# START OF THE INPUT

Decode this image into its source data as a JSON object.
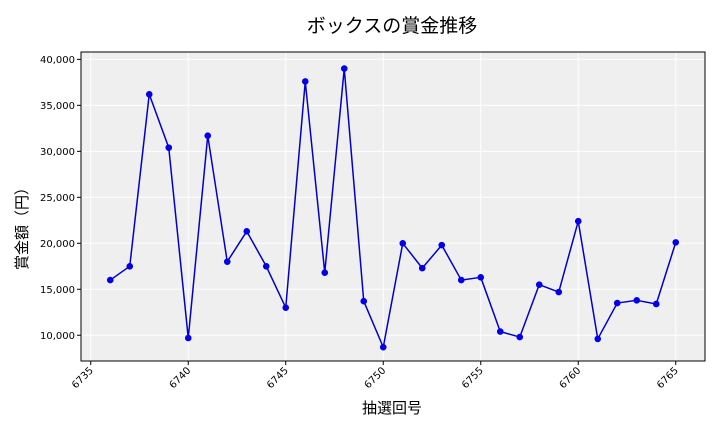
{
  "chart_data": {
    "type": "line",
    "title": "ボックスの賞金推移",
    "xlabel": "抽選回号",
    "ylabel": "賞金額（円）",
    "x": [
      6736,
      6737,
      6738,
      6739,
      6740,
      6741,
      6742,
      6743,
      6744,
      6745,
      6746,
      6747,
      6748,
      6749,
      6750,
      6751,
      6752,
      6753,
      6754,
      6755,
      6756,
      6757,
      6758,
      6759,
      6760,
      6761,
      6762,
      6763,
      6764,
      6765
    ],
    "series": [
      {
        "values": [
          16000,
          17500,
          36200,
          30400,
          9700,
          31700,
          18000,
          21300,
          17500,
          13000,
          37600,
          16800,
          39000,
          13700,
          8700,
          20000,
          17300,
          19800,
          16000,
          16300,
          10400,
          9800,
          15500,
          14700,
          22400,
          9600,
          13500,
          13800,
          13400,
          20100
        ],
        "color": "#0000cc"
      }
    ],
    "xlim": [
      6734.5,
      6766.5
    ],
    "ylim": [
      7200,
      40800
    ],
    "xticks": [
      6735,
      6740,
      6745,
      6750,
      6755,
      6760,
      6765
    ],
    "xtick_labels": [
      "6735",
      "6740",
      "6745",
      "6750",
      "6755",
      "6760",
      "6765"
    ],
    "yticks": [
      10000,
      15000,
      20000,
      25000,
      30000,
      35000,
      40000
    ],
    "ytick_labels": [
      "10,000",
      "15,000",
      "20,000",
      "25,000",
      "30,000",
      "35,000",
      "40,000"
    ],
    "grid": true,
    "legend": "none",
    "background_color": "#efefef",
    "grid_color": "#ffffff",
    "marker_color": "#0000ee"
  }
}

# END OF THE INPUT

**EXERCISE OBJECTIVE**
Set every line down exactly as written, leaving each picture out.

**FINISHED TASK**
Decode this image into its source data as a JSON object.
{
  "chart_data": {
    "type": "line",
    "title": "ボックスの賞金推移",
    "xlabel": "抽選回号",
    "ylabel": "賞金額（円）",
    "x": [
      6736,
      6737,
      6738,
      6739,
      6740,
      6741,
      6742,
      6743,
      6744,
      6745,
      6746,
      6747,
      6748,
      6749,
      6750,
      6751,
      6752,
      6753,
      6754,
      6755,
      6756,
      6757,
      6758,
      6759,
      6760,
      6761,
      6762,
      6763,
      6764,
      6765
    ],
    "series": [
      {
        "values": [
          16000,
          17500,
          36200,
          30400,
          9700,
          31700,
          18000,
          21300,
          17500,
          13000,
          37600,
          16800,
          39000,
          13700,
          8700,
          20000,
          17300,
          19800,
          16000,
          16300,
          10400,
          9800,
          15500,
          14700,
          22400,
          9600,
          13500,
          13800,
          13400,
          20100
        ],
        "color": "#0000cc"
      }
    ],
    "xlim": [
      6734.5,
      6766.5
    ],
    "ylim": [
      7200,
      40800
    ],
    "xticks": [
      6735,
      6740,
      6745,
      6750,
      6755,
      6760,
      6765
    ],
    "xtick_labels": [
      "6735",
      "6740",
      "6745",
      "6750",
      "6755",
      "6760",
      "6765"
    ],
    "yticks": [
      10000,
      15000,
      20000,
      25000,
      30000,
      35000,
      40000
    ],
    "ytick_labels": [
      "10,000",
      "15,000",
      "20,000",
      "25,000",
      "30,000",
      "35,000",
      "40,000"
    ],
    "grid": true,
    "legend": "none",
    "background_color": "#efefef",
    "grid_color": "#ffffff",
    "marker_color": "#0000ee"
  }
}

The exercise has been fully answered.